→ Set problem
Collect every line below that contains the word "graz".

Figure data in JSON
------------

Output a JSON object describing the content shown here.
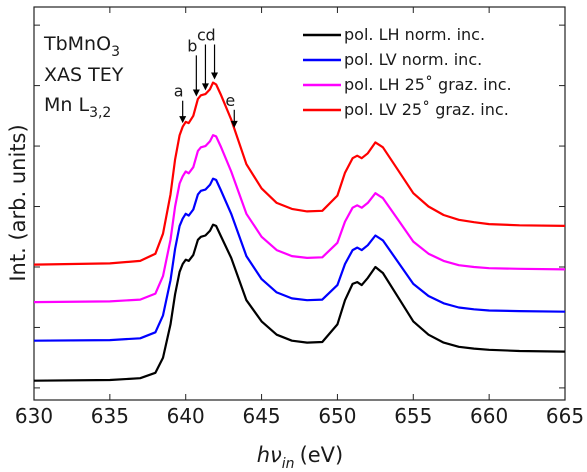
{
  "chart_data": {
    "type": "line",
    "xlabel": "hν_in (eV)",
    "xlabel_parts": {
      "var": "hν",
      "sub": "in",
      "unit": "(eV)"
    },
    "ylabel": "Int. (arb. units)",
    "xlim": [
      630,
      665
    ],
    "ylim": [
      -0.2,
      6.3
    ],
    "x_ticks": [
      630,
      635,
      640,
      645,
      650,
      655,
      660,
      665
    ],
    "y_ticks_unlabeled": true,
    "grid": false,
    "legend_position": "top-right",
    "notes": {
      "line1": {
        "main": "TbMnO",
        "sub": "3"
      },
      "line2": {
        "main": "XAS TEY"
      },
      "line3": {
        "main": "Mn L",
        "sub": "3,2"
      }
    },
    "series": [
      {
        "name": "pol. LH norm. inc.",
        "color": "#000000",
        "offset": 0.0,
        "x": [
          630,
          635,
          637,
          638,
          638.5,
          639,
          639.3,
          639.6,
          639.8,
          640,
          640.2,
          640.5,
          640.8,
          641,
          641.3,
          641.6,
          641.8,
          642,
          642.3,
          643,
          644,
          645,
          646,
          647,
          648,
          649,
          650,
          650.5,
          651,
          651.3,
          651.6,
          652,
          652.5,
          653,
          654,
          655,
          656,
          657,
          658,
          659,
          660,
          662,
          665
        ],
        "y": [
          0.12,
          0.13,
          0.16,
          0.25,
          0.5,
          1.05,
          1.55,
          1.92,
          2.05,
          2.12,
          2.1,
          2.2,
          2.45,
          2.5,
          2.52,
          2.6,
          2.7,
          2.68,
          2.52,
          2.15,
          1.45,
          1.1,
          0.88,
          0.78,
          0.75,
          0.76,
          1.05,
          1.45,
          1.72,
          1.75,
          1.7,
          1.82,
          2.0,
          1.9,
          1.5,
          1.1,
          0.88,
          0.75,
          0.68,
          0.65,
          0.63,
          0.61,
          0.6
        ]
      },
      {
        "name": "pol. LV norm. inc.",
        "color": "#0000ff",
        "offset": 0.0,
        "x": [
          630,
          635,
          637,
          638,
          638.5,
          639,
          639.3,
          639.6,
          639.8,
          640,
          640.2,
          640.5,
          640.8,
          641,
          641.3,
          641.6,
          641.8,
          642,
          642.3,
          643,
          644,
          645,
          646,
          647,
          648,
          649,
          650,
          650.5,
          651,
          651.3,
          651.6,
          652,
          652.5,
          653,
          654,
          655,
          656,
          657,
          658,
          659,
          660,
          662,
          665
        ],
        "y": [
          0.78,
          0.79,
          0.82,
          0.92,
          1.2,
          1.78,
          2.3,
          2.68,
          2.8,
          2.88,
          2.85,
          2.95,
          3.2,
          3.26,
          3.28,
          3.36,
          3.46,
          3.44,
          3.28,
          2.88,
          2.18,
          1.8,
          1.58,
          1.48,
          1.45,
          1.46,
          1.7,
          2.05,
          2.28,
          2.32,
          2.28,
          2.36,
          2.52,
          2.44,
          2.08,
          1.72,
          1.52,
          1.4,
          1.33,
          1.3,
          1.28,
          1.27,
          1.26
        ]
      },
      {
        "name": "pol. LH 25˚ graz. inc.",
        "color": "#ff00ff",
        "offset": 0.0,
        "x": [
          630,
          635,
          637,
          638,
          638.5,
          639,
          639.3,
          639.6,
          639.8,
          640,
          640.2,
          640.5,
          640.8,
          641,
          641.3,
          641.6,
          641.8,
          642,
          642.3,
          643,
          644,
          645,
          646,
          647,
          648,
          649,
          650,
          650.5,
          651,
          651.3,
          651.6,
          652,
          652.5,
          653,
          654,
          655,
          656,
          657,
          658,
          659,
          660,
          662,
          665
        ],
        "y": [
          1.42,
          1.43,
          1.46,
          1.56,
          1.85,
          2.45,
          3.0,
          3.38,
          3.5,
          3.58,
          3.55,
          3.65,
          3.92,
          3.98,
          4.0,
          4.08,
          4.18,
          4.16,
          4.0,
          3.58,
          2.88,
          2.5,
          2.28,
          2.18,
          2.15,
          2.16,
          2.4,
          2.75,
          2.98,
          3.02,
          2.98,
          3.06,
          3.22,
          3.14,
          2.78,
          2.42,
          2.22,
          2.1,
          2.03,
          2.0,
          1.98,
          1.97,
          1.96
        ]
      },
      {
        "name": "pol. LV 25˚ graz. inc.",
        "color": "#ff0000",
        "offset": 0.0,
        "x": [
          630,
          635,
          637,
          638,
          638.5,
          639,
          639.3,
          639.6,
          639.8,
          640,
          640.2,
          640.5,
          640.8,
          641,
          641.3,
          641.6,
          641.8,
          642,
          642.3,
          643,
          644,
          645,
          646,
          647,
          648,
          649,
          650,
          650.5,
          651,
          651.3,
          651.6,
          652,
          652.5,
          653,
          654,
          655,
          656,
          657,
          658,
          659,
          660,
          662,
          665
        ],
        "y": [
          2.04,
          2.06,
          2.1,
          2.22,
          2.55,
          3.2,
          3.78,
          4.18,
          4.32,
          4.4,
          4.38,
          4.5,
          4.78,
          4.84,
          4.86,
          4.94,
          5.05,
          5.02,
          4.86,
          4.44,
          3.7,
          3.3,
          3.06,
          2.96,
          2.92,
          2.93,
          3.18,
          3.56,
          3.8,
          3.84,
          3.8,
          3.88,
          4.06,
          3.98,
          3.6,
          3.22,
          3.0,
          2.86,
          2.78,
          2.74,
          2.71,
          2.69,
          2.68
        ]
      }
    ],
    "arrows": [
      {
        "label": "a",
        "x": 639.8,
        "from_y": 4.75,
        "to_y": 4.38
      },
      {
        "label": "b",
        "x": 640.7,
        "from_y": 5.5,
        "to_y": 4.82
      },
      {
        "label": "c",
        "x": 641.3,
        "from_y": 5.68,
        "to_y": 4.92
      },
      {
        "label": "d",
        "x": 641.9,
        "from_y": 5.68,
        "to_y": 5.1
      },
      {
        "label": "e",
        "x": 643.2,
        "from_y": 4.6,
        "to_y": 4.3
      }
    ]
  }
}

------------

→ Reply to the task
        "name": "pol. LH 25˚ graz. inc.",
        "name": "pol. LV 25˚ graz. inc.",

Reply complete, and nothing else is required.